→ **Direction**:
Check each line of the records below for the word "标准编审职业技能等级证书" and copy those where it appears.

→ **Exercise inputs**:
════════════════════

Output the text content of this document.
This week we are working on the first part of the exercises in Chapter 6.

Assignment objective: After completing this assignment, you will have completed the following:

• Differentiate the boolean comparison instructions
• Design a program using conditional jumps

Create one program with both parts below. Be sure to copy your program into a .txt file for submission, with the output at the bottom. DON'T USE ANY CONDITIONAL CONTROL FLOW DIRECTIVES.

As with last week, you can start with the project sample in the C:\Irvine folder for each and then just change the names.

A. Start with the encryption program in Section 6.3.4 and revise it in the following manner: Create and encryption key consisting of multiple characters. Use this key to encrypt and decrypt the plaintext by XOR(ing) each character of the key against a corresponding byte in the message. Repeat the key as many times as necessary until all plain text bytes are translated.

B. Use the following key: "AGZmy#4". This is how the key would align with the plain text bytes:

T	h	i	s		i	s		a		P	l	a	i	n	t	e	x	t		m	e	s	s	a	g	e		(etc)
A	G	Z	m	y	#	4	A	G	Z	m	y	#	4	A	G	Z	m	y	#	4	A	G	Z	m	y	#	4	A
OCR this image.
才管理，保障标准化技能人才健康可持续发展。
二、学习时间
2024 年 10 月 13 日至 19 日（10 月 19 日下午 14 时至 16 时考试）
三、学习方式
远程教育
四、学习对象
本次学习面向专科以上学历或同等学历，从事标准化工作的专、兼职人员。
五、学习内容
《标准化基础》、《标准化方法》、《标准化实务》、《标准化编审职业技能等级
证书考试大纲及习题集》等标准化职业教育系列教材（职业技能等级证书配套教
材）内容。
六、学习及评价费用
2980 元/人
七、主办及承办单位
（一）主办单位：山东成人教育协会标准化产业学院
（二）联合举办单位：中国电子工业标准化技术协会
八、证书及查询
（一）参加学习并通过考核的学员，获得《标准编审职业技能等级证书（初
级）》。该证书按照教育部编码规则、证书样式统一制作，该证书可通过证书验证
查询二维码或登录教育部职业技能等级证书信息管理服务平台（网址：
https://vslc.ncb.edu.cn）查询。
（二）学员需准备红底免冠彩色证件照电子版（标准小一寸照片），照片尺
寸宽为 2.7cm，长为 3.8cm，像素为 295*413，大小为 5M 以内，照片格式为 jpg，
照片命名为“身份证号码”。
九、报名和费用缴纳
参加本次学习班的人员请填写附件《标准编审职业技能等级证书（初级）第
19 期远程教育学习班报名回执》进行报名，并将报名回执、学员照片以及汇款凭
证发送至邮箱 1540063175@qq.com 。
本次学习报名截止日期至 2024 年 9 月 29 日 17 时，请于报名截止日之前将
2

════════════════════

→ **Result**:
（一）参加学习并通过考核的学员，获得《标准编审职业技能等级证书（初
参加本次学习班的人员请填写附件《标准编审职业技能等级证书（初级）第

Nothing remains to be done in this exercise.